[Input data]
○ ○ ○ ○ ○ ○ ○

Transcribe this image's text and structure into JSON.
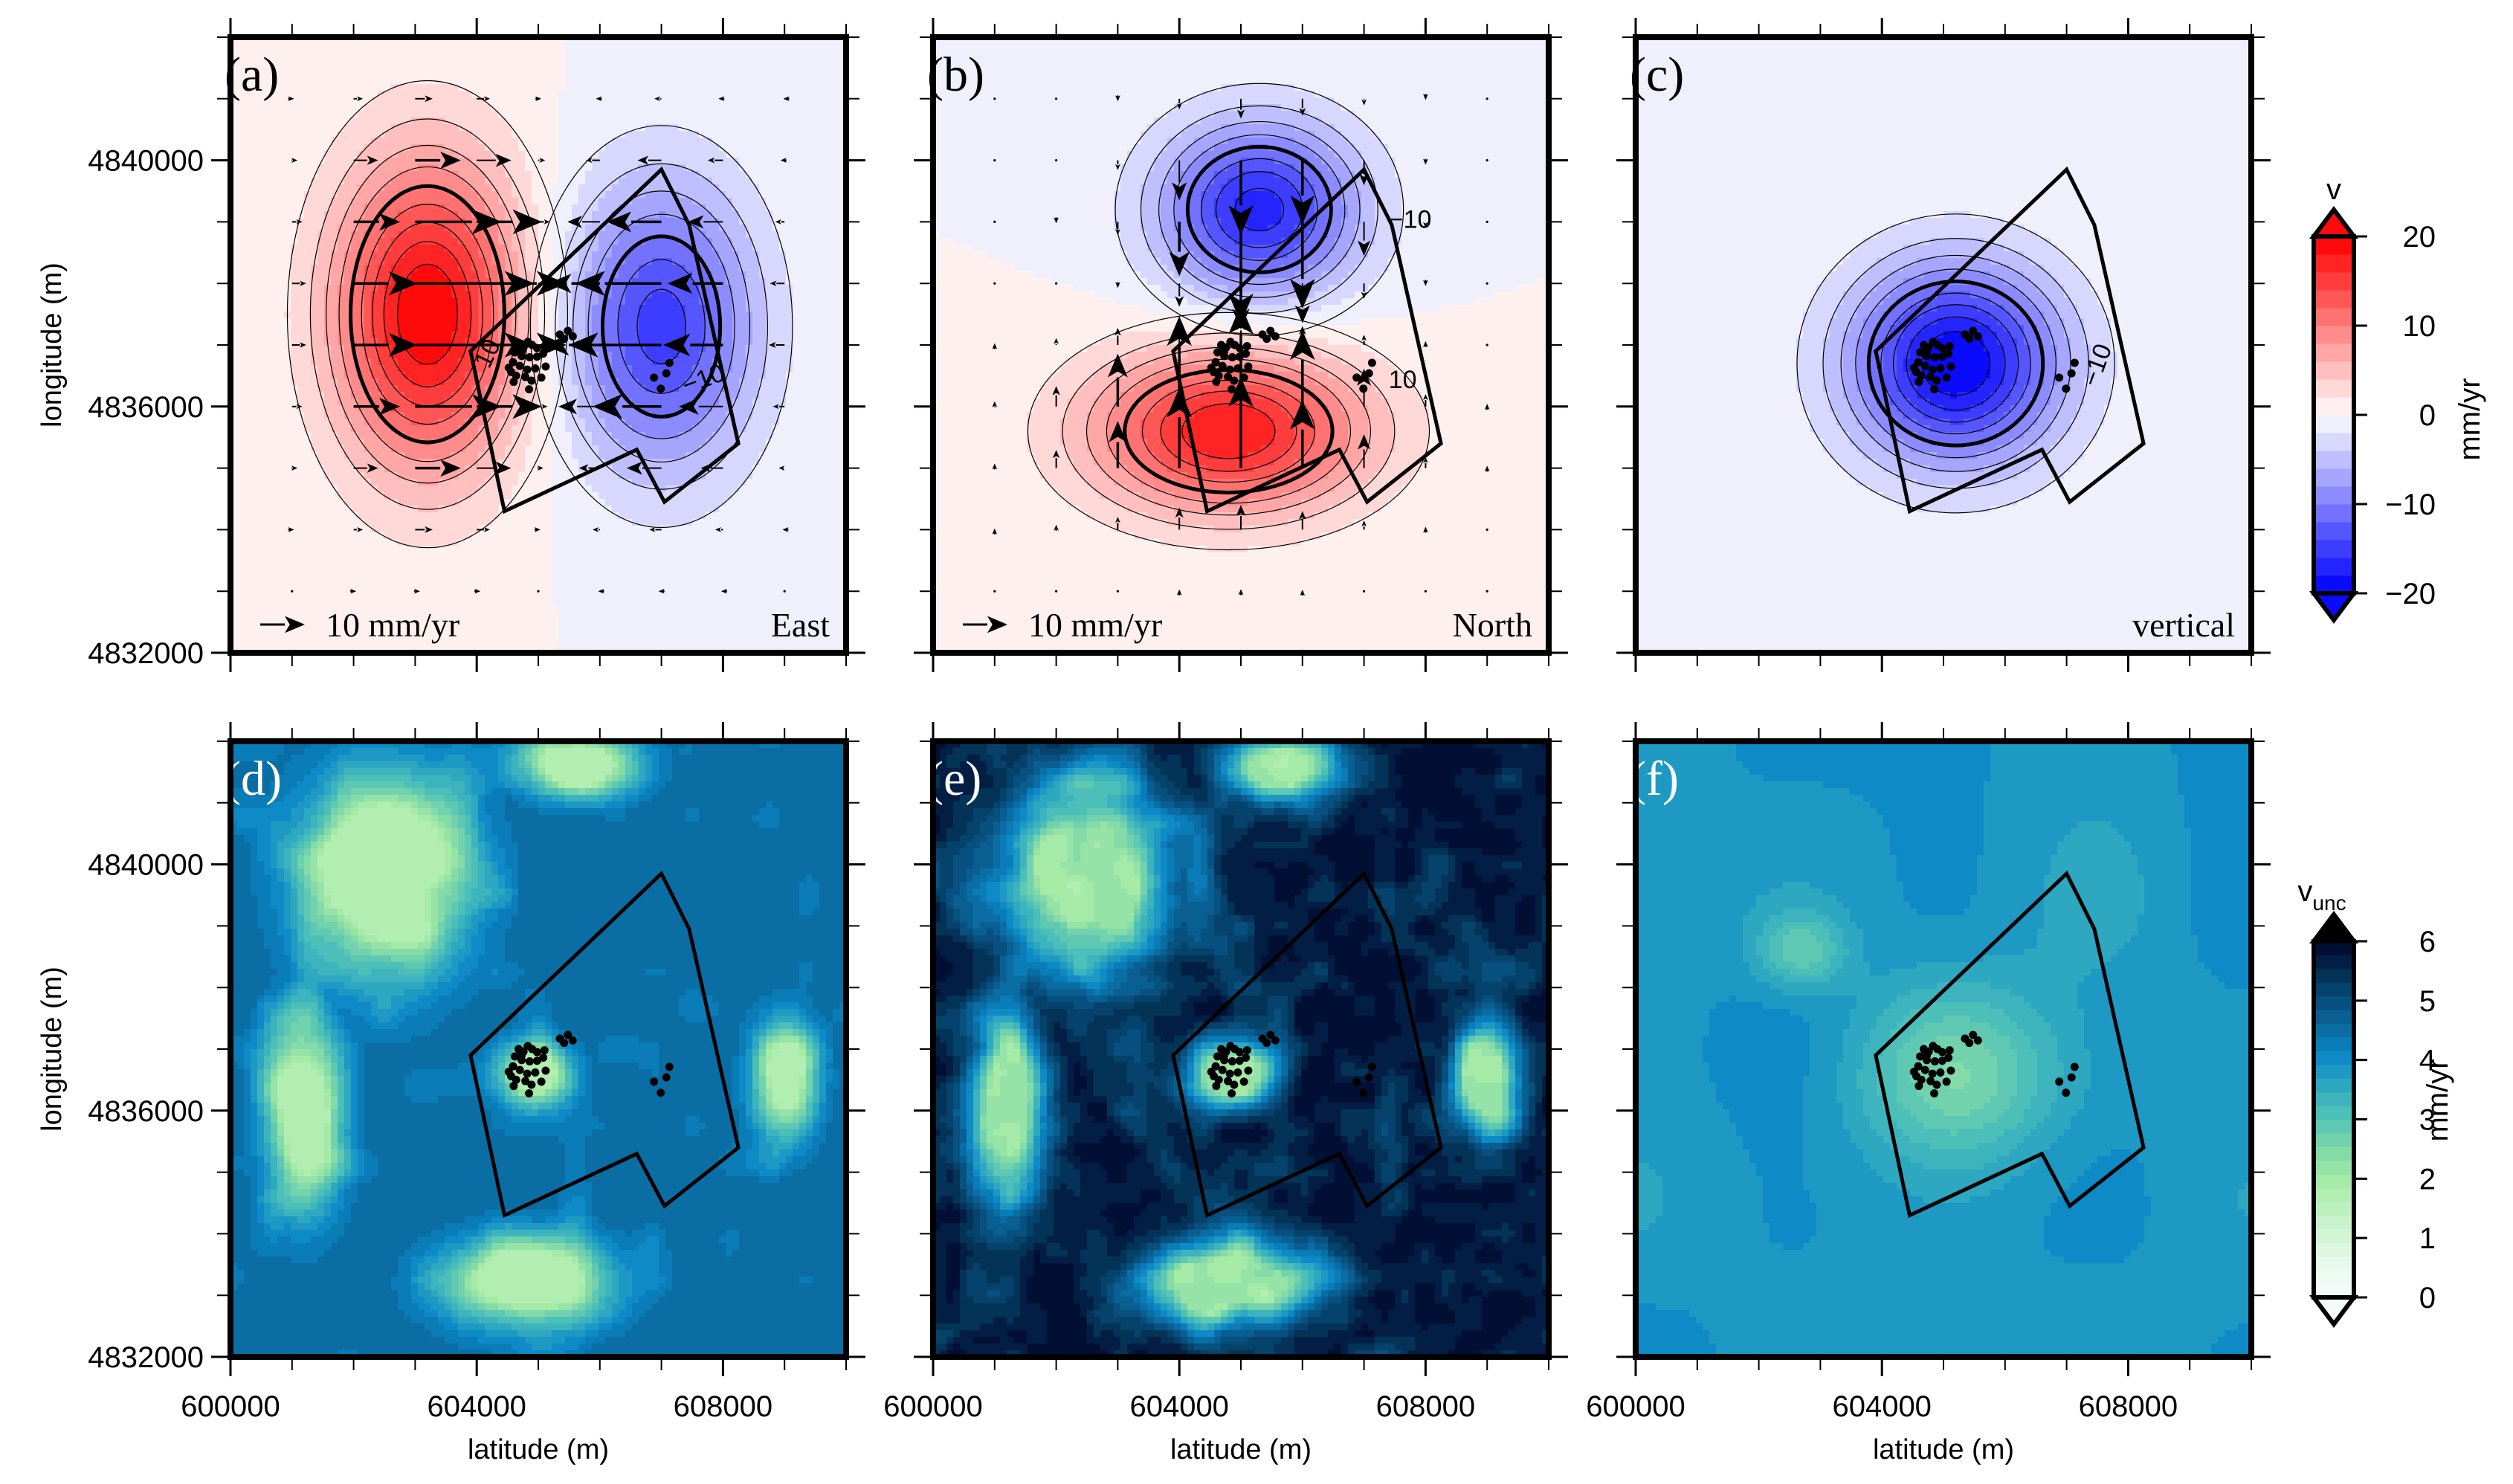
{
  "figure": {
    "description": "Six-panel map figure: velocity components (a-c) and velocity uncertainties (d-f)"
  },
  "chart_data": {
    "type": "heatmap",
    "shared_axes": {
      "xlabel": "latitude (m)",
      "ylabel": "longitude (m)",
      "xlim": [
        600000,
        610000
      ],
      "ylim": [
        4832000,
        4842000
      ],
      "x_major_ticks": [
        600000,
        604000,
        608000
      ],
      "y_major_ticks": [
        4832000,
        4836000,
        4840000
      ],
      "x_tick_labels": [
        "600000",
        "604000",
        "608000"
      ],
      "y_tick_labels": [
        "4832000",
        "4836000",
        "4840000"
      ],
      "minor_tick_step": 1000
    },
    "outline_polygon": [
      [
        603900,
        4836900
      ],
      [
        607000,
        4839850
      ],
      [
        607450,
        4838950
      ],
      [
        608250,
        4835400
      ],
      [
        607050,
        4834450
      ],
      [
        606600,
        4835300
      ],
      [
        604450,
        4834300
      ]
    ],
    "seismic_events": [
      [
        604830,
        4837050
      ],
      [
        604680,
        4837000
      ],
      [
        604760,
        4836960
      ],
      [
        604900,
        4837000
      ],
      [
        604620,
        4836880
      ],
      [
        604980,
        4836950
      ],
      [
        605100,
        4836980
      ],
      [
        604730,
        4836820
      ],
      [
        604860,
        4836800
      ],
      [
        604980,
        4836810
      ],
      [
        605080,
        4836860
      ],
      [
        604590,
        4836720
      ],
      [
        604700,
        4836660
      ],
      [
        604820,
        4836600
      ],
      [
        604950,
        4836620
      ],
      [
        605120,
        4836650
      ],
      [
        604560,
        4836560
      ],
      [
        604640,
        4836500
      ],
      [
        604790,
        4836480
      ],
      [
        604890,
        4836420
      ],
      [
        605050,
        4836470
      ],
      [
        604600,
        4836400
      ],
      [
        604850,
        4836280
      ],
      [
        605350,
        4837170
      ],
      [
        605480,
        4837230
      ],
      [
        605560,
        4837140
      ],
      [
        605420,
        4837100
      ],
      [
        607130,
        4836710
      ],
      [
        607080,
        4836540
      ],
      [
        606880,
        4836470
      ],
      [
        606990,
        4836290
      ],
      [
        604520,
        4836630
      ],
      [
        604730,
        4836900
      ]
    ],
    "top_colorbar": {
      "title": "v",
      "unit": "mm/yr",
      "range": [
        -20,
        20
      ],
      "step": 2,
      "ticks": [
        20,
        10,
        0,
        -10,
        -20
      ],
      "tick_labels": [
        "20",
        "10",
        "0",
        "−10",
        "−20"
      ],
      "colors": [
        "#0a0aff",
        "#2424ff",
        "#3d3dff",
        "#5656ff",
        "#7272ff",
        "#8c8cff",
        "#a6a6ff",
        "#bfbfff",
        "#d8d8ff",
        "#f0f0fd",
        "#fff0f0",
        "#ffd8d8",
        "#ffbfbf",
        "#ffa6a6",
        "#ff8c8c",
        "#ff7272",
        "#ff5656",
        "#ff3d3d",
        "#ff2424",
        "#ff0a0a"
      ],
      "triangle_low": "#0a0aff",
      "triangle_high": "#ff0a0a"
    },
    "bottom_colorbar": {
      "title": "v",
      "title_subscript": "unc",
      "unit": "mm/yr",
      "range": [
        0,
        6
      ],
      "step": 0.2,
      "ticks": [
        6,
        5,
        4,
        3,
        2,
        1,
        0
      ],
      "tick_labels": [
        "6",
        "5",
        "4",
        "3",
        "2",
        "1",
        "0"
      ],
      "colors_low_to_high": [
        "#f4fcf9",
        "#eefbf2",
        "#e6f9ea",
        "#ddf7e1",
        "#d3f5d6",
        "#c8f2cb",
        "#bdf0bf",
        "#b2edb2",
        "#a6eaa8",
        "#95e3a6",
        "#84dba8",
        "#72d2ad",
        "#5ec8b3",
        "#4bbfb8",
        "#3db4bd",
        "#2ea7c0",
        "#1e99c4",
        "#0e8bc7",
        "#0a7cb8",
        "#0a6ea5",
        "#0a5f92",
        "#07507f",
        "#05426c",
        "#033458",
        "#021e45",
        "#020f35"
      ],
      "triangle_low": "#f4fcf9",
      "triangle_high": "#000000"
    },
    "panels": [
      {
        "id": "a",
        "label": "(a)",
        "name": "East",
        "component": "east velocity",
        "show_reference_arrow": true,
        "reference_arrow_label": "10 mm/yr",
        "label_color": "#000000",
        "contour_labels": [
          "10",
          "−10"
        ],
        "peaks": [
          {
            "x": 603200,
            "y": 4837500,
            "value": 20,
            "sx": 1500,
            "sy": 2500
          },
          {
            "x": 607000,
            "y": 4837300,
            "value": -15,
            "sx": 1500,
            "sy": 2300
          }
        ],
        "arrow_grid": {
          "dx": 1000,
          "dy": 1000,
          "scale_mm_per_ref": 10
        }
      },
      {
        "id": "b",
        "label": "(b)",
        "name": "North",
        "component": "north velocity",
        "show_reference_arrow": true,
        "reference_arrow_label": "10 mm/yr",
        "label_color": "#000000",
        "contour_labels": [
          "10",
          "−10"
        ],
        "peaks": [
          {
            "x": 605300,
            "y": 4839200,
            "value": -17,
            "sx": 1600,
            "sy": 1400
          },
          {
            "x": 604800,
            "y": 4835600,
            "value": 18,
            "sx": 2200,
            "sy": 1300
          }
        ],
        "arrow_grid": {
          "dx": 1000,
          "dy": 1000,
          "scale_mm_per_ref": 10
        }
      },
      {
        "id": "c",
        "label": "(c)",
        "name": "vertical",
        "component": "vertical velocity",
        "show_reference_arrow": false,
        "label_color": "#000000",
        "contour_labels": [
          "−10"
        ],
        "peaks": [
          {
            "x": 605200,
            "y": 4836700,
            "value": -20,
            "sx": 1700,
            "sy": 1600
          }
        ]
      },
      {
        "id": "d",
        "label": "(d)",
        "name": "",
        "component": "east velocity uncertainty",
        "label_color": "#ffffff",
        "base_value": 4.0,
        "typical_range": [
          1.5,
          4.2
        ]
      },
      {
        "id": "e",
        "label": "(e)",
        "name": "",
        "component": "north velocity uncertainty",
        "label_color": "#ffffff",
        "base_value": 5.0,
        "typical_range": [
          1.8,
          5.5
        ]
      },
      {
        "id": "f",
        "label": "(f)",
        "name": "",
        "component": "vertical velocity uncertainty",
        "label_color": "#ffffff",
        "base_value": 3.3,
        "typical_range": [
          2.0,
          4.0
        ]
      }
    ]
  }
}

○ ○ ○ ○ ○ ○ ○

[Exercise]
Your task is to repeat the material above exactly, without its pictures.

[Solution below]
Transcribe this image's text and structure into JSON.
{
  "figure": {
    "description": "Six-panel map figure: velocity components (a-c) and velocity uncertainties (d-f)"
  },
  "chart_data": {
    "type": "heatmap",
    "shared_axes": {
      "xlabel": "latitude (m)",
      "ylabel": "longitude (m)",
      "xlim": [
        600000,
        610000
      ],
      "ylim": [
        4832000,
        4842000
      ],
      "x_major_ticks": [
        600000,
        604000,
        608000
      ],
      "y_major_ticks": [
        4832000,
        4836000,
        4840000
      ],
      "x_tick_labels": [
        "600000",
        "604000",
        "608000"
      ],
      "y_tick_labels": [
        "4832000",
        "4836000",
        "4840000"
      ],
      "minor_tick_step": 1000
    },
    "outline_polygon": [
      [
        603900,
        4836900
      ],
      [
        607000,
        4839850
      ],
      [
        607450,
        4838950
      ],
      [
        608250,
        4835400
      ],
      [
        607050,
        4834450
      ],
      [
        606600,
        4835300
      ],
      [
        604450,
        4834300
      ]
    ],
    "seismic_events": [
      [
        604830,
        4837050
      ],
      [
        604680,
        4837000
      ],
      [
        604760,
        4836960
      ],
      [
        604900,
        4837000
      ],
      [
        604620,
        4836880
      ],
      [
        604980,
        4836950
      ],
      [
        605100,
        4836980
      ],
      [
        604730,
        4836820
      ],
      [
        604860,
        4836800
      ],
      [
        604980,
        4836810
      ],
      [
        605080,
        4836860
      ],
      [
        604590,
        4836720
      ],
      [
        604700,
        4836660
      ],
      [
        604820,
        4836600
      ],
      [
        604950,
        4836620
      ],
      [
        605120,
        4836650
      ],
      [
        604560,
        4836560
      ],
      [
        604640,
        4836500
      ],
      [
        604790,
        4836480
      ],
      [
        604890,
        4836420
      ],
      [
        605050,
        4836470
      ],
      [
        604600,
        4836400
      ],
      [
        604850,
        4836280
      ],
      [
        605350,
        4837170
      ],
      [
        605480,
        4837230
      ],
      [
        605560,
        4837140
      ],
      [
        605420,
        4837100
      ],
      [
        607130,
        4836710
      ],
      [
        607080,
        4836540
      ],
      [
        606880,
        4836470
      ],
      [
        606990,
        4836290
      ],
      [
        604520,
        4836630
      ],
      [
        604730,
        4836900
      ]
    ],
    "top_colorbar": {
      "title": "v",
      "unit": "mm/yr",
      "range": [
        -20,
        20
      ],
      "step": 2,
      "ticks": [
        20,
        10,
        0,
        -10,
        -20
      ],
      "tick_labels": [
        "20",
        "10",
        "0",
        "−10",
        "−20"
      ],
      "colors": [
        "#0a0aff",
        "#2424ff",
        "#3d3dff",
        "#5656ff",
        "#7272ff",
        "#8c8cff",
        "#a6a6ff",
        "#bfbfff",
        "#d8d8ff",
        "#f0f0fd",
        "#fff0f0",
        "#ffd8d8",
        "#ffbfbf",
        "#ffa6a6",
        "#ff8c8c",
        "#ff7272",
        "#ff5656",
        "#ff3d3d",
        "#ff2424",
        "#ff0a0a"
      ],
      "triangle_low": "#0a0aff",
      "triangle_high": "#ff0a0a"
    },
    "bottom_colorbar": {
      "title": "v",
      "title_subscript": "unc",
      "unit": "mm/yr",
      "range": [
        0,
        6
      ],
      "step": 0.2,
      "ticks": [
        6,
        5,
        4,
        3,
        2,
        1,
        0
      ],
      "tick_labels": [
        "6",
        "5",
        "4",
        "3",
        "2",
        "1",
        "0"
      ],
      "colors_low_to_high": [
        "#f4fcf9",
        "#eefbf2",
        "#e6f9ea",
        "#ddf7e1",
        "#d3f5d6",
        "#c8f2cb",
        "#bdf0bf",
        "#b2edb2",
        "#a6eaa8",
        "#95e3a6",
        "#84dba8",
        "#72d2ad",
        "#5ec8b3",
        "#4bbfb8",
        "#3db4bd",
        "#2ea7c0",
        "#1e99c4",
        "#0e8bc7",
        "#0a7cb8",
        "#0a6ea5",
        "#0a5f92",
        "#07507f",
        "#05426c",
        "#033458",
        "#021e45",
        "#020f35"
      ],
      "triangle_low": "#f4fcf9",
      "triangle_high": "#000000"
    },
    "panels": [
      {
        "id": "a",
        "label": "(a)",
        "name": "East",
        "component": "east velocity",
        "show_reference_arrow": true,
        "reference_arrow_label": "10 mm/yr",
        "label_color": "#000000",
        "contour_labels": [
          "10",
          "−10"
        ],
        "peaks": [
          {
            "x": 603200,
            "y": 4837500,
            "value": 20,
            "sx": 1500,
            "sy": 2500
          },
          {
            "x": 607000,
            "y": 4837300,
            "value": -15,
            "sx": 1500,
            "sy": 2300
          }
        ],
        "arrow_grid": {
          "dx": 1000,
          "dy": 1000,
          "scale_mm_per_ref": 10
        }
      },
      {
        "id": "b",
        "label": "(b)",
        "name": "North",
        "component": "north velocity",
        "show_reference_arrow": true,
        "reference_arrow_label": "10 mm/yr",
        "label_color": "#000000",
        "contour_labels": [
          "10",
          "−10"
        ],
        "peaks": [
          {
            "x": 605300,
            "y": 4839200,
            "value": -17,
            "sx": 1600,
            "sy": 1400
          },
          {
            "x": 604800,
            "y": 4835600,
            "value": 18,
            "sx": 2200,
            "sy": 1300
          }
        ],
        "arrow_grid": {
          "dx": 1000,
          "dy": 1000,
          "scale_mm_per_ref": 10
        }
      },
      {
        "id": "c",
        "label": "(c)",
        "name": "vertical",
        "component": "vertical velocity",
        "show_reference_arrow": false,
        "label_color": "#000000",
        "contour_labels": [
          "−10"
        ],
        "peaks": [
          {
            "x": 605200,
            "y": 4836700,
            "value": -20,
            "sx": 1700,
            "sy": 1600
          }
        ]
      },
      {
        "id": "d",
        "label": "(d)",
        "name": "",
        "component": "east velocity uncertainty",
        "label_color": "#ffffff",
        "base_value": 4.0,
        "typical_range": [
          1.5,
          4.2
        ]
      },
      {
        "id": "e",
        "label": "(e)",
        "name": "",
        "component": "north velocity uncertainty",
        "label_color": "#ffffff",
        "base_value": 5.0,
        "typical_range": [
          1.8,
          5.5
        ]
      },
      {
        "id": "f",
        "label": "(f)",
        "name": "",
        "component": "vertical velocity uncertainty",
        "label_color": "#ffffff",
        "base_value": 3.3,
        "typical_range": [
          2.0,
          4.0
        ]
      }
    ]
  }
}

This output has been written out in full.